*Data shown*
- - - - -
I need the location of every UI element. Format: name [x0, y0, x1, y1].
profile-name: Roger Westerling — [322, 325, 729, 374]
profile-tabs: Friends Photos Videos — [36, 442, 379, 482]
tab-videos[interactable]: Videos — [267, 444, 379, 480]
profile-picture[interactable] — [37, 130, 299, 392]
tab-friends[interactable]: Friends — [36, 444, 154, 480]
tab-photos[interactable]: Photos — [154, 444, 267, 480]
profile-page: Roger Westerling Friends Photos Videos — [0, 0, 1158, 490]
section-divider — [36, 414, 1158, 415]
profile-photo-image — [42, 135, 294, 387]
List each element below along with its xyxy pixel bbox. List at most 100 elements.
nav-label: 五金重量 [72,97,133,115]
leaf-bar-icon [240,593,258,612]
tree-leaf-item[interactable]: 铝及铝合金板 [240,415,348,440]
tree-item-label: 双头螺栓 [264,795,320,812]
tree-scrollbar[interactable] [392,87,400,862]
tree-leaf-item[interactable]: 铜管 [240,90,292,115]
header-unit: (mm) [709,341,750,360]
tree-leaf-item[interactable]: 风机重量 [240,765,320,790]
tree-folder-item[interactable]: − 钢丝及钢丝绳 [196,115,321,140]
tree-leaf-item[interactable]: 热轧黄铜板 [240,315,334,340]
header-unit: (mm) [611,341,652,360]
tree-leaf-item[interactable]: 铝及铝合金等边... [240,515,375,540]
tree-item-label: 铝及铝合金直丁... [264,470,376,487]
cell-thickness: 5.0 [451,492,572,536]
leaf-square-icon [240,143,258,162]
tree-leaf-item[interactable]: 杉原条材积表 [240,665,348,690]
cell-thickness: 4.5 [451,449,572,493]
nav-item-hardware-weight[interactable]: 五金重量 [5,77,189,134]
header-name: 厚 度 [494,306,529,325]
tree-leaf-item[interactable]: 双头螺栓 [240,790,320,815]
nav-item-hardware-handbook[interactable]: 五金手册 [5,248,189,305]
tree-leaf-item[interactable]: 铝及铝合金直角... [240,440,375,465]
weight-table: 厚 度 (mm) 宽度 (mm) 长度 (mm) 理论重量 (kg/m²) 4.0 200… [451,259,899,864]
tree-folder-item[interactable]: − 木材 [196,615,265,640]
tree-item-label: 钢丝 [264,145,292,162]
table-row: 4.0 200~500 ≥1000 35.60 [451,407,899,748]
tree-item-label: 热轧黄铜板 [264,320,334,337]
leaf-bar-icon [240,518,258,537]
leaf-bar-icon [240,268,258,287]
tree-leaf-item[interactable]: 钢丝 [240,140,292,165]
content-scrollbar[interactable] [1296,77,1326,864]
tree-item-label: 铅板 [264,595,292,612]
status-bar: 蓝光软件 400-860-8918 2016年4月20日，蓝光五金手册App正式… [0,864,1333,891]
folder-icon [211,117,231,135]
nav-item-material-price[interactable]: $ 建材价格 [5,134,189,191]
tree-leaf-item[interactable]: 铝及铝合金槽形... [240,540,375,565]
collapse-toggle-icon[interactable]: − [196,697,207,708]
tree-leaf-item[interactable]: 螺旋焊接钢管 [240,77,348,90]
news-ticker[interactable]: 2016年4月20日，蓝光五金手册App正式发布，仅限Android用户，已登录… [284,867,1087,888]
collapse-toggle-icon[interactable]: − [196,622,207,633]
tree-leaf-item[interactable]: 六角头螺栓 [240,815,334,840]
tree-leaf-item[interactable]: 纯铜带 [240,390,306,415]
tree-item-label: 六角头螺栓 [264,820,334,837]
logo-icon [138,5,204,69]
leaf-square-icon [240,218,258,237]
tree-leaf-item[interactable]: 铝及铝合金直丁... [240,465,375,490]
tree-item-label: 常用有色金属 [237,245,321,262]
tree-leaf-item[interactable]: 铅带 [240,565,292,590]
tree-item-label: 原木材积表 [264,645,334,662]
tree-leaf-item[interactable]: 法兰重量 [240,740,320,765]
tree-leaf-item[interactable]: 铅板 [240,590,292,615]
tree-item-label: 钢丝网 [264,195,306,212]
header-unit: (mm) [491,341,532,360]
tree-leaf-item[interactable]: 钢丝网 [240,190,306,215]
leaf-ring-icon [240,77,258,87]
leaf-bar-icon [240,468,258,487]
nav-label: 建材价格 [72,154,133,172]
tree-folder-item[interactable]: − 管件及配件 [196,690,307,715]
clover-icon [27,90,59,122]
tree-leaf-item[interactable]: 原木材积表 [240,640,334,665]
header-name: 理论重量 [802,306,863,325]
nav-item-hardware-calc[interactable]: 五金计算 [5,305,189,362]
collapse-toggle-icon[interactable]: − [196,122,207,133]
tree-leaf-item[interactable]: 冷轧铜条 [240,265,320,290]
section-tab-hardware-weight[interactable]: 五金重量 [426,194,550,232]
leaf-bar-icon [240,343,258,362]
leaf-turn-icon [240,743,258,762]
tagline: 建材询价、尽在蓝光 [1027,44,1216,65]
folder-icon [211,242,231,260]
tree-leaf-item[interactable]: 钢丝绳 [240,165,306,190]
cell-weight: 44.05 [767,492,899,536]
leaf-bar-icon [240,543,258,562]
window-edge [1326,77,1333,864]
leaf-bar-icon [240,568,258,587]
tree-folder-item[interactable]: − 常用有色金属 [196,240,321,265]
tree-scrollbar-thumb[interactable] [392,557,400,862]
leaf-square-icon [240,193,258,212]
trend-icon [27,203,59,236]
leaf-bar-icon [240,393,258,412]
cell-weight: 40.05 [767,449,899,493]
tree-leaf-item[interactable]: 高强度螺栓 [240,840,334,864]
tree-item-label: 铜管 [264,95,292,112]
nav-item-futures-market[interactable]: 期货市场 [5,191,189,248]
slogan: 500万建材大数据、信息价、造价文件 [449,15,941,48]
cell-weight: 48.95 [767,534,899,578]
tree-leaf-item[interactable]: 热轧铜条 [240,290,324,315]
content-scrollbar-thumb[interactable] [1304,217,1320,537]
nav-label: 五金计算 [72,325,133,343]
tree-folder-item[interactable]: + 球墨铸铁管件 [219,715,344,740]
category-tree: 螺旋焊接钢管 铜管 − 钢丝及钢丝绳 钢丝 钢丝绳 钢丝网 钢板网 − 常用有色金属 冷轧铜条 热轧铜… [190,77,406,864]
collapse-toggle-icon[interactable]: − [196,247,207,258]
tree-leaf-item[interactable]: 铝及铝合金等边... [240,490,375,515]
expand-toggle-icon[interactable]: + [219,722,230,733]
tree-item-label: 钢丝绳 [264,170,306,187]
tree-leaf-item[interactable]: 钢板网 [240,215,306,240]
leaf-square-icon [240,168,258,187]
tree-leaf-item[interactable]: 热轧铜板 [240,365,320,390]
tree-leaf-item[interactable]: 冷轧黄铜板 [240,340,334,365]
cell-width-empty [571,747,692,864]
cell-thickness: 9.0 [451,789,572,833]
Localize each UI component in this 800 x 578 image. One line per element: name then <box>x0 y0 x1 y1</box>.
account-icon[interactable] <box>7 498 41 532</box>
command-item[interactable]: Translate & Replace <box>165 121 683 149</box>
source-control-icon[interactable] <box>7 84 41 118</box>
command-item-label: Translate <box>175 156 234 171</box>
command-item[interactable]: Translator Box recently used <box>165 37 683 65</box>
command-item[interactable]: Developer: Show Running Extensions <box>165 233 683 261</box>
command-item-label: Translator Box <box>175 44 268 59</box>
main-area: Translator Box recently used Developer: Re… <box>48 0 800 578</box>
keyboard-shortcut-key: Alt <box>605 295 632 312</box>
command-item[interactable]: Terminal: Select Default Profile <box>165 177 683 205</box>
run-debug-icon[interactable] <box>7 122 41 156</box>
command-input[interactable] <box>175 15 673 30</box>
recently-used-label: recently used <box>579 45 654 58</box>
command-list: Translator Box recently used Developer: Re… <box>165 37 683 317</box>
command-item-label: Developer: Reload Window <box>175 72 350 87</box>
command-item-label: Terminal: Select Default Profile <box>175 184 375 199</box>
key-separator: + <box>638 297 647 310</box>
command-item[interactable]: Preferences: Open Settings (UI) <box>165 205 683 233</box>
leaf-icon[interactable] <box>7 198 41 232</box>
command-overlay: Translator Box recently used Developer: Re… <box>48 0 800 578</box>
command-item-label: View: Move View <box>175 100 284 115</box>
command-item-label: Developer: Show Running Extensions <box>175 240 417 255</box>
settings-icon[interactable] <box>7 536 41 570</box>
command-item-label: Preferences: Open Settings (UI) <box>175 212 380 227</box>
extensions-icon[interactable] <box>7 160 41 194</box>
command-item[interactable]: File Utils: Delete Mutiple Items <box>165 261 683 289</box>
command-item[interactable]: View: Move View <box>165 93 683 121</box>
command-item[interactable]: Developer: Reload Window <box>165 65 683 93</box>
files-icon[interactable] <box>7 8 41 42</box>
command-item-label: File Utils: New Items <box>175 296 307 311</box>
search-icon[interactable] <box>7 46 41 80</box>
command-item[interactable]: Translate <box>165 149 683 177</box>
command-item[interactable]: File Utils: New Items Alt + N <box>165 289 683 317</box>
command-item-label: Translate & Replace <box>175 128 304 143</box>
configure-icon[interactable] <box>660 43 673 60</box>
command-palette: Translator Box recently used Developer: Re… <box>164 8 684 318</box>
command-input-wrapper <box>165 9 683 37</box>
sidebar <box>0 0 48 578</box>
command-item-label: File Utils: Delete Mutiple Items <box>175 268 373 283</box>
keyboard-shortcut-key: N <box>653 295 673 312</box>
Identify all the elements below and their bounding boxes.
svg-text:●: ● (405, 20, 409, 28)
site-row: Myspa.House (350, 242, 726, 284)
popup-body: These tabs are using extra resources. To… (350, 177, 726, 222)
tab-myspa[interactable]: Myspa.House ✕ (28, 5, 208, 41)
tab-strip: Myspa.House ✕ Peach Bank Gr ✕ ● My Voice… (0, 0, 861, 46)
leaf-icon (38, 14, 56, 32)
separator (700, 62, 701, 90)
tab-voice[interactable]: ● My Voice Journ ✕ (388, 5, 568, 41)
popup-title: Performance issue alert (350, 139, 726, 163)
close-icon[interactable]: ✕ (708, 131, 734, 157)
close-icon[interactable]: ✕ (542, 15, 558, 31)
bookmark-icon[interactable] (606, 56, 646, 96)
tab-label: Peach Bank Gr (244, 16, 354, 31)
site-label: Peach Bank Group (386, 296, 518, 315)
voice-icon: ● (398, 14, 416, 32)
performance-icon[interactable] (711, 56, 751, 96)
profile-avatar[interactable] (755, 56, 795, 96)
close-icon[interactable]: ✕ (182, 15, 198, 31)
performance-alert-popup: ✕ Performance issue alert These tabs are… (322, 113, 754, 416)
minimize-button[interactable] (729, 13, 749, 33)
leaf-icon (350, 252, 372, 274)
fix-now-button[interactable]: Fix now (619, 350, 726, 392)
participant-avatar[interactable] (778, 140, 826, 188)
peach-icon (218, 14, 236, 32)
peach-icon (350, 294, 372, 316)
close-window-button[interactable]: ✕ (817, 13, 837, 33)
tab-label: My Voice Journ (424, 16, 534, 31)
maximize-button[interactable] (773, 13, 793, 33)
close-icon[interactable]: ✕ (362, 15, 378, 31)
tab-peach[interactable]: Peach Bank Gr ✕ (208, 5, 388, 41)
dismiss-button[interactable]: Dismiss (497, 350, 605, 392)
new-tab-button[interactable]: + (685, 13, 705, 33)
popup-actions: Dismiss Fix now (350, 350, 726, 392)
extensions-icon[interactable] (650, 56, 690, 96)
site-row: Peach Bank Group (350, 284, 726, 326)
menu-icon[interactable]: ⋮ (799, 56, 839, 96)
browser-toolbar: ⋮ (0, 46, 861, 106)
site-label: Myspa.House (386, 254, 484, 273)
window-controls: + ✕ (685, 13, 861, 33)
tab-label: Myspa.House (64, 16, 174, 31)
- - - - -
*Work required*
Copy the material word for word, from its first line through the line containing "List each element", both ends included.

*Result of the exercise*
I need the location of every UI element. Format: name [x0, y0, x1, y1].
profile-name: Roger Westerling — [322, 325, 729, 374]
profile-tabs: Friends Photos Videos — [36, 442, 379, 482]
tab-videos[interactable]: Videos — [267, 444, 379, 480]
profile-picture[interactable] — [37, 130, 299, 392]
tab-friends[interactable]: Friends — [36, 444, 154, 480]
tab-photos[interactable]: Photos — [154, 444, 267, 480]
profile-page: Roger Westerling Friends Photos Videos — [0, 0, 1158, 490]
section-divider — [36, 414, 1158, 415]
profile-photo-image — [42, 135, 294, 387]
List each element below along with its xyxy pixel bbox. List at most 100 elements.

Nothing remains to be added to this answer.